Set problem – Your task is to filter the data below down to the lines holding "document".

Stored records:
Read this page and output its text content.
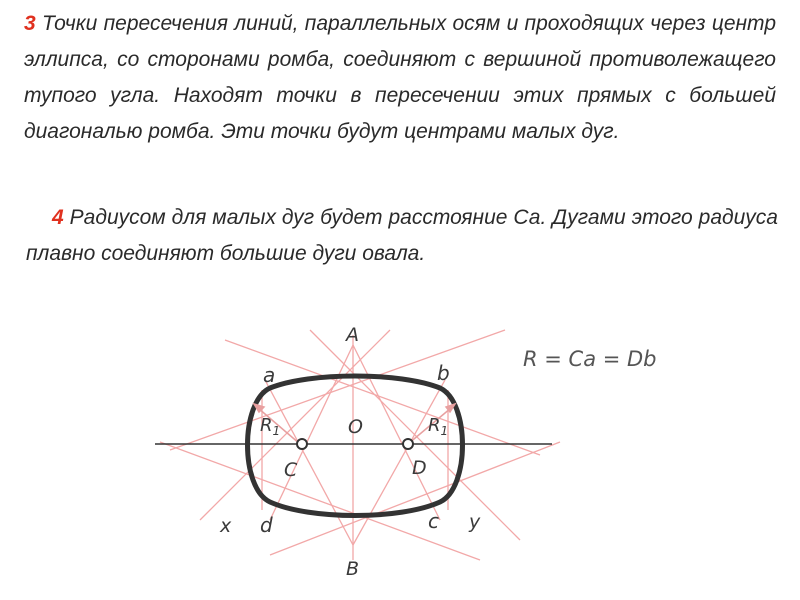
3 Точки пересечения линий, параллельных осям и проходящих через центр эллипса, со сторонами ромба, соединяют с вершиной противолежащего тупого угла. Находят точки в пересечении этих прямых с большей диагональю ромба. Эти точки будут центрами малых дуг.
4 Радиусом для малых дуг будет расстояние Са. Дугами этого радиуса плавно соединяют большие дуги овала.
A
a	b
O
$R_1$	$R_1$
C	D
x d	c y
B
R = Ca = Db
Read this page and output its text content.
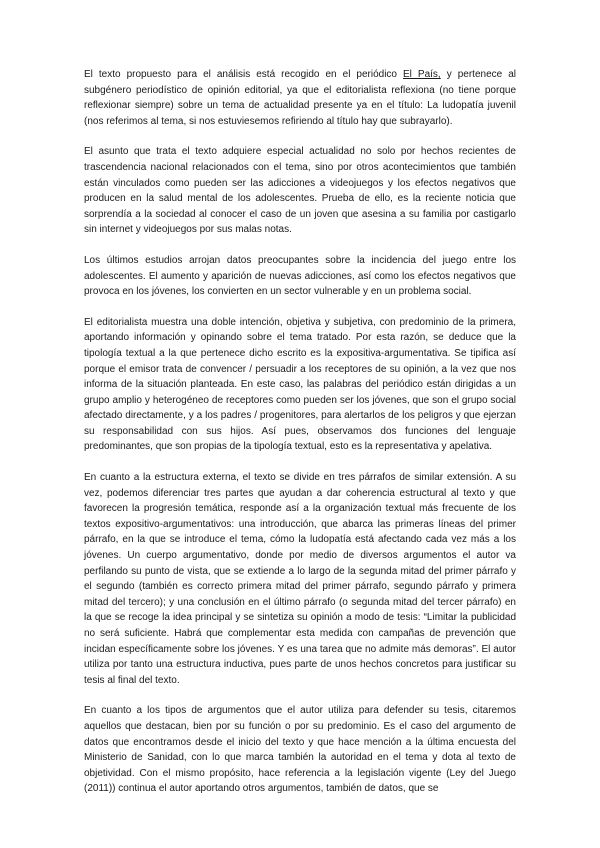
El texto propuesto para el análisis está recogido en el periódico El País, y pertenece al subgénero periodístico de opinión editorial, ya que el editorialista reflexiona (no tiene porque reflexionar siempre) sobre un tema de actualidad presente ya en el título: La ludopatía juvenil (nos referimos al tema, si nos estuviesemos refiriendo al título hay que subrayarlo).

El asunto que trata el texto adquiere especial actualidad no solo por hechos recientes de trascendencia nacional relacionados con el tema, sino por otros acontecimientos que también están vinculados como pueden ser las adicciones a videojuegos y los efectos negativos que producen en la salud mental de los adolescentes. Prueba de ello, es la reciente noticia que sorprendía a la sociedad al conocer el caso de un joven que asesina a su familia por castigarlo sin internet y videojuegos por sus malas notas.

Los últimos estudios arrojan datos preocupantes sobre la incidencia del juego entre los adolescentes. El aumento y aparición de nuevas adicciones, así como los efectos negativos que provoca en los jóvenes, los convierten en un sector vulnerable y en un problema social.

El editorialista muestra una doble intención, objetiva y subjetiva, con predominio de la primera, aportando información y opinando sobre el tema tratado. Por esta razón, se deduce que la tipología textual a la que pertenece dicho escrito es la expositiva-argumentativa. Se tipifica así porque el emisor trata de convencer / persuadir a los receptores de su opinión, a la vez que nos informa de la situación planteada. En este caso, las palabras del periódico están dirigidas a un grupo amplio y heterogéneo de receptores como pueden ser los jóvenes, que son el grupo social afectado directamente, y a los padres / progenitores, para alertarlos de los peligros y que ejerzan su responsabilidad con sus hijos. Así pues, observamos dos funciones del lenguaje predominantes, que son propias de la tipología textual, esto es la representativa y apelativa.

En cuanto a la estructura externa, el texto se divide en tres párrafos de similar extensión. A su vez, podemos diferenciar tres partes que ayudan a dar coherencia estructural al texto y que favorecen la progresión temática, responde así a la organización textual más frecuente de los textos expositivo-argumentativos: una introducción, que abarca las primeras líneas del primer párrafo, en la que se introduce el tema, cómo la ludopatía está afectando cada vez más a los jóvenes. Un cuerpo argumentativo, donde por medio de diversos argumentos el autor va perfilando su punto de vista, que se extiende a lo largo de la segunda mitad del primer párrafo y el segundo (también es correcto primera mitad del primer párrafo, segundo párrafo y primera mitad del tercero); y una conclusión en el último párrafo (o segunda mitad del tercer párrafo) en la que se recoge la idea principal y se sintetiza su opinión a modo de tesis: “Limitar la publicidad no será suficiente. Habrá que complementar esta medida con campañas de prevención que incidan específicamente sobre los jóvenes. Y es una tarea que no admite más demoras”. El autor utiliza por tanto una estructura inductiva, pues parte de unos hechos concretos para justificar su tesis al final del texto.

En cuanto a los tipos de argumentos que el autor utiliza para defender su tesis, citaremos aquellos que destacan, bien por su función o por su predominio. Es el caso del argumento de datos que encontramos desde el inicio del texto y que hace mención a la última encuesta del Ministerio de Sanidad, con lo que marca también la autoridad en el tema y dota al texto de objetividad. Con el mismo propósito, hace referencia a la legislación vigente (Ley del Juego (2011)) continua el autor aportando otros argumentos, también de datos, que se
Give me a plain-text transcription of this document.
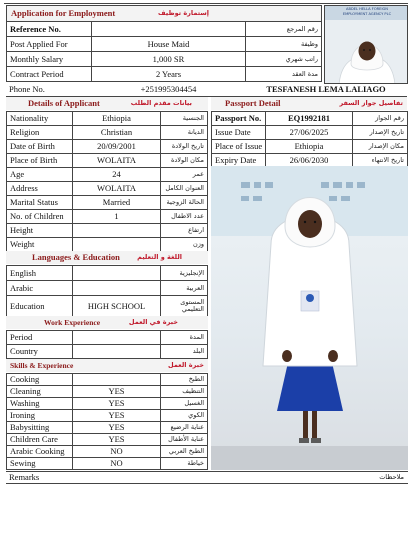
Application for Employment	إستمارة توظيف
Reference No.	رقم المرجع
Post Applied For	House Maid	وظيفة
Monthly Salary	1,000 SR	راتب شهري
Contract Period	2 Years	مدة العقد
Phone No.	+251995304454	TESFANESH LEMA LALIAGO
ABDEL HELLA FOREIGN
EMPLOYMENT AGENCY PLC
Details of Applicant	بيانات مقدم الطلب
Nationality	Ethiopia	الجنسية
Religion	Christian	الديانة
Date of Birth	20/09/2001	تاريخ الولادة
Place of Birth	WOLAITA	مكان الولادة
Age	24	عمر
Address	WOLAITA	العنوان الكامل
Marital Status	Married	الحالة الزوجية
No. of Children	1	عدد الاطفال
Height	ارتفاع
Weight	وزن
Passport Detail	تفاصيل جواز السفر
Passport No.	EQ1992181	رقم الجواز
Issue Date	27/06/2025	تاريخ الإصدار
Place of Issue	Ethiopia	مكان الإصدار
Expiry Date	26/06/2030	تاريخ الانتهاء
Languages & Education	اللغة و التعليم
English	الإنجليزية
Arabic	العربية
Education	HIGH SCHOOL	المستوى التعليمي
Work Experience	خبرة في العمل
Period	المدة
Country	البلد
Skills & Experience	خبرة العمل
Cooking	الطبخ
Cleaning	YES	التنظيف
Washing	YES	الغسيل
Ironing	YES	الكوي
Babysitting	YES	عناية الرضيع
Children Care	YES	عناية الأطفال
Arabic Cooking	NO	الطبخ العربي
Sewing	NO	خياطة
Remarks	ملاحظات
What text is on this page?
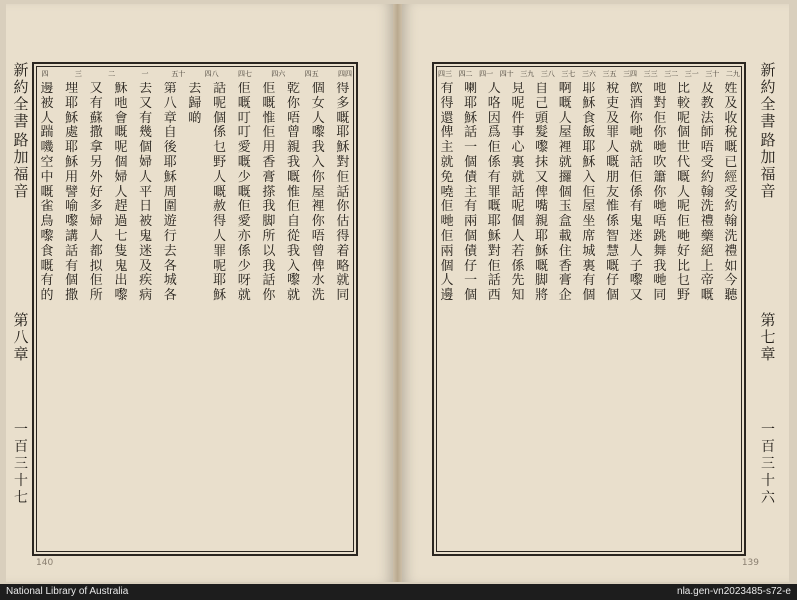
新約全書
路加福音
第八章
一百三十七
四四
四五
四六
四七
四八
五十
一
二
三
四
得多嘅耶穌對佢話你估得着略就同
個女人嚟我入你屋裡你唔曾俾水洗
乾你唔曾親我嘅惟佢自從我入嚟就
佢嘅惟佢用香膏搽我脚所以我話你
佢嘅叮叮愛嘅少嘅佢愛亦係少呀就
話呢個係乜野人嘅赦得人罪呢耶穌
去歸啲
第八章自後耶穌周圍遊行去各城各
去又有幾個婦人平日被鬼迷及疾病
穌吔會嘅呢個婦人趕過七隻鬼出嚟
又有蘇撒拿另外好多婦人都拟佢所
埋耶穌處耶穌用譬喻嚟講話有個撒
邊被人踹嘰空中嘅雀鳥嚟食嘅有的
140
二九
三十
三一
三二
三三
三四
三五
三六
三七
三八
三九
四十
四一
四二
四三
姓及收稅嘅已經受約翰洗禮如今聽
及教法師唔受約翰洗禮藥絕上帝嘅
比較呢個世代嘅人呢佢哋好比乜野
吔對佢你哋吹簫你哋唔跳舞我哋同
飲酒你哋就話佢係有鬼迷人子嚟又
稅吏及罪人嘅朋友惟係智慧嘅仔個
耶穌食飯耶穌入佢屋坐席城裏有個
啊嘅人屋裡就攞個玉盒載住香膏企
自己頭髮嚟抹又俾嘴親耶穌嘅脚將
見呢件事心裏就話呢個人若係先知
人咯因爲佢係有罪嘅耶穌對佢話西
喇耶穌話一個債主有兩個債仔一個
有得還俾主就免嘵佢哋佢兩個人邊
新約全書
路加福音
第七章
一百三十六
139
National Library of Australia	nla.gen-vn2023485-s72-e
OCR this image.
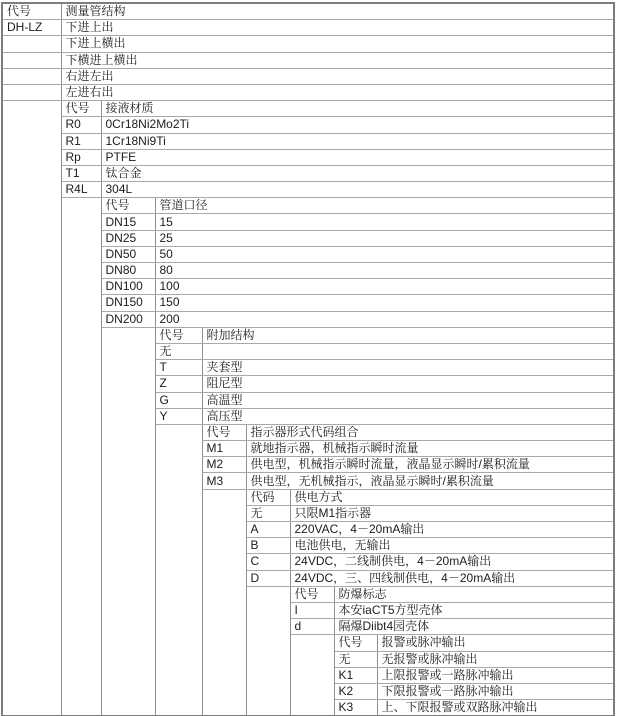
代号	测量管结构							
DH-LZ	下进上出							
	下进上横出							
	下横进上横出							
	右进左出							
	左进右出							
	代号	接液材质						
	R0	0Cr18Ni2Mo2Ti						
	R1	1Cr18Ni9Ti						
	Rp	PTFE						
	T1	钛合金						
	R4L	304L						
		代号	管道口径					
		DN15	15					
		DN25	25					
		DN50	50					
		DN80	80					
		DN100	100					
		DN150	150					
		DN200	200					
			代号	附加结构				
			无					
			T	夹套型				
			Z	阻尼型				
			G	高温型				
			Y	高压型				
				代号	指示器形式代码组合			
				M1	就地指示器，机械指示瞬时流量			
				M2	供电型，机械指示瞬时流量，液晶显示瞬时/累积流量			
				M3	供电型，无机械指示，液晶显示瞬时/累积流量			
					代码	供电方式		
					无	只限M1指示器		
					A	220VAC，4－20mA输出		
					B	电池供电，无输出		
					C	24VDC，二线制供电，4－20mA输出		
					D	24VDC，三、四线制供电，4－20mA输出		
						代号	防爆标志	
						I	本安iaCT5方型壳体	
						d	隔爆Diibt4园壳体	
							代号	报警或脉冲输出
							无	无报警或脉冲输出
							K1	上限报警或一路脉冲输出
							K2	下限报警或一路脉冲输出
							K3	上、下限报警或双路脉冲输出
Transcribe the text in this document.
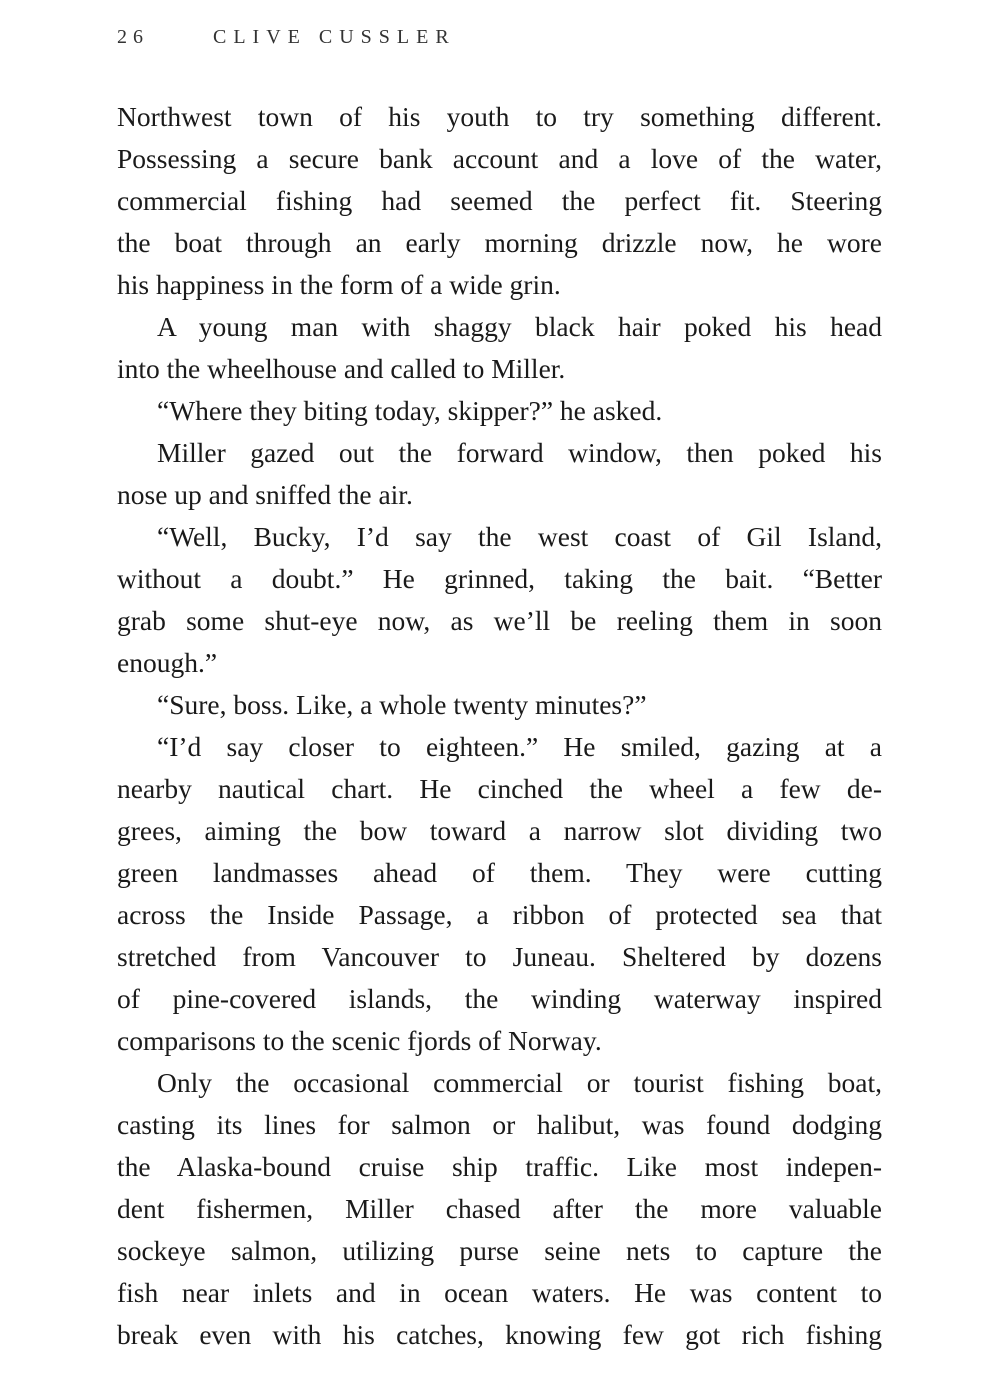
26	CLIVE CUSSLER
Northwest town of his youth to try something different.
Possessing a secure bank account and a love of the water,
commercial fishing had seemed the perfect fit. Steering
the boat through an early morning drizzle now, he wore
his happiness in the form of a wide grin.
A young man with shaggy black hair poked his head
into the wheelhouse and called to Miller.
“Where they biting today, skipper?” he asked.
Miller gazed out the forward window, then poked his
nose up and sniffed the air.
“Well, Bucky, I’d say the west coast of Gil Island,
without a doubt.” He grinned, taking the bait. “Better
grab some shut-eye now, as we’ll be reeling them in soon
enough.”
“Sure, boss. Like, a whole twenty minutes?”
“I’d say closer to eighteen.” He smiled, gazing at a
nearby nautical chart. He cinched the wheel a few de-
grees, aiming the bow toward a narrow slot dividing two
green landmasses ahead of them. They were cutting
across the Inside Passage, a ribbon of protected sea that
stretched from Vancouver to Juneau. Sheltered by dozens
of pine-covered islands, the winding waterway inspired
comparisons to the scenic fjords of Norway.
Only the occasional commercial or tourist fishing boat,
casting its lines for salmon or halibut, was found dodging
the Alaska-bound cruise ship traffic. Like most indepen-
dent fishermen, Miller chased after the more valuable
sockeye salmon, utilizing purse seine nets to capture the
fish near inlets and in ocean waters. He was content to
break even with his catches, knowing few got rich fishing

The solution –
Give me a plain-text transcription of this document.
Transcribe the text in this document.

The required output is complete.